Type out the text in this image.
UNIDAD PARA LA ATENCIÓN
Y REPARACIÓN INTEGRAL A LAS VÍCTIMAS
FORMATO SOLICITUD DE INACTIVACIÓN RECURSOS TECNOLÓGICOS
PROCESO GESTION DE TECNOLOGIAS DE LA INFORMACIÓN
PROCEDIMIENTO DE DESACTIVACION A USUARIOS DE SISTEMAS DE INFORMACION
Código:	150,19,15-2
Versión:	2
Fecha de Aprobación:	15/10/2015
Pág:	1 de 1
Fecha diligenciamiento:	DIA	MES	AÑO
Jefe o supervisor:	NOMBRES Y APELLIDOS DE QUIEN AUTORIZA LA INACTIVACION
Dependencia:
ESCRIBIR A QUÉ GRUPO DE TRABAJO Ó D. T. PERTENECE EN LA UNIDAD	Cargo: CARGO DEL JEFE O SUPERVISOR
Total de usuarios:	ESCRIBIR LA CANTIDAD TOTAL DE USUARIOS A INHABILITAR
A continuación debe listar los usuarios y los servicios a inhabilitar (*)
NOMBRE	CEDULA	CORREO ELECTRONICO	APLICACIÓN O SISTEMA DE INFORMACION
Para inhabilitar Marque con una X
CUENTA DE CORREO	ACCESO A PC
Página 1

- - -

Write an exact transcription of every entry above.

:: Right answer ::
Type out the text in this image.
UNIDAD PARA LA ATENCIÓN
Y REPARACIÓN INTEGRAL A LAS VÍCTIMAS
FORMATO SOLICITUD DE INACTIVACIÓN RECURSOS TECNOLÓGICOS
PROCESO GESTION DE TECNOLOGIAS DE LA INFORMACIÓN
PROCEDIMIENTO DE DESACTIVACION A USUARIOS DE SISTEMAS DE INFORMACION
Código:	150,19,15-2
Versión:	2
Fecha de Aprobación:	15/10/2015
Pág:	1 de 1
Fecha diligenciamiento:	DIA	MES	AÑO
Jefe o supervisor:	NOMBRES Y APELLIDOS DE QUIEN AUTORIZA LA INACTIVACION
Dependencia:
ESCRIBIR A QUÉ GRUPO DE TRABAJO Ó D. T. PERTENECE EN LA UNIDAD	Cargo: CARGO DEL JEFE O SUPERVISOR
Total de usuarios:	ESCRIBIR LA CANTIDAD TOTAL DE USUARIOS A INHABILITAR
A continuación debe listar los usuarios y los servicios a inhabilitar (*)
NOMBRE	CEDULA	CORREO ELECTRONICO	APLICACIÓN O SISTEMA DE INFORMACION
Para inhabilitar Marque con una X
CUENTA DE CORREO	ACCESO A PC
Página 1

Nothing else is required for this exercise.